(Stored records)
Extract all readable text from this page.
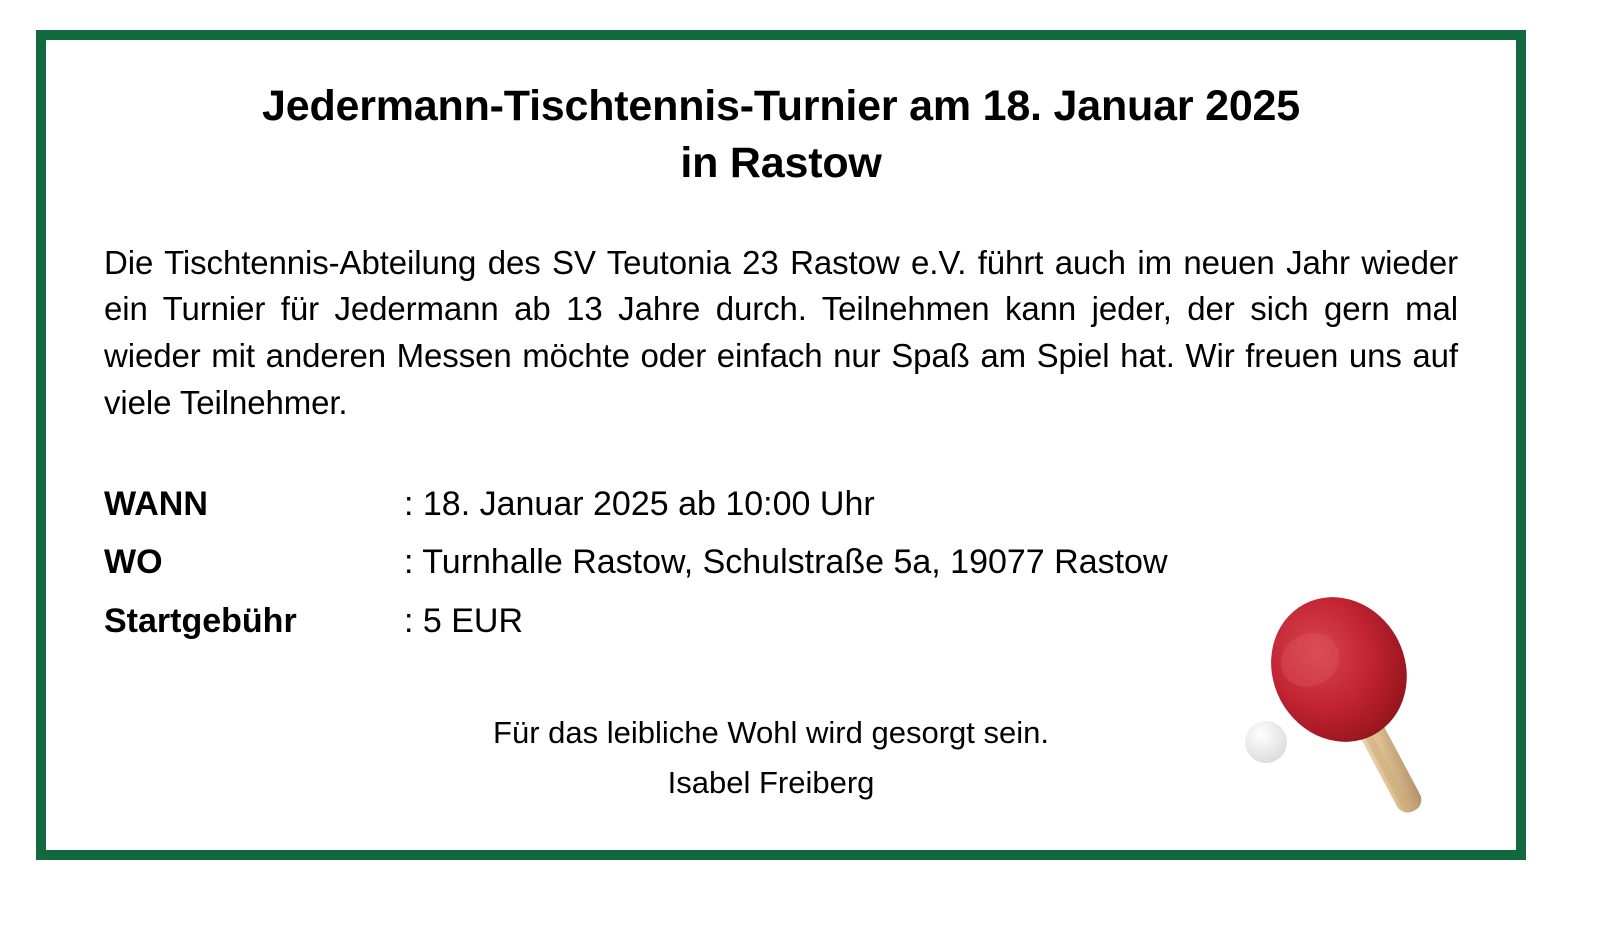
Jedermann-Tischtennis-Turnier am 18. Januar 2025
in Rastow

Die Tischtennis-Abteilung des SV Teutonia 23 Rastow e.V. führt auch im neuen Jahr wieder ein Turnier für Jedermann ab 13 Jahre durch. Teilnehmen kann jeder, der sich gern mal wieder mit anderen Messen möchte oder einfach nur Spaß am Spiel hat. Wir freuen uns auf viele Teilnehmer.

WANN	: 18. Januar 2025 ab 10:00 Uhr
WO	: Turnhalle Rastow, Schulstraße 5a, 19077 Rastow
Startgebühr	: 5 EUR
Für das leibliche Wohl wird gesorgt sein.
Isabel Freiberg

## Written request
Reproduce all entries without any change, and omit the pictures.

## Task result
Extract all readable text from this page.
Jedermann-Tischtennis-Turnier am 18. Januar 2025
in Rastow

Die Tischtennis-Abteilung des SV Teutonia 23 Rastow e.V. führt auch im neuen Jahr wieder ein Turnier für Jedermann ab 13 Jahre durch. Teilnehmen kann jeder, der sich gern mal wieder mit anderen Messen möchte oder einfach nur Spaß am Spiel hat. Wir freuen uns auf viele Teilnehmer.

WANN	: 18. Januar 2025 ab 10:00 Uhr
WO	: Turnhalle Rastow, Schulstraße 5a, 19077 Rastow
Startgebühr	: 5 EUR
Für das leibliche Wohl wird gesorgt sein.
Isabel Freiberg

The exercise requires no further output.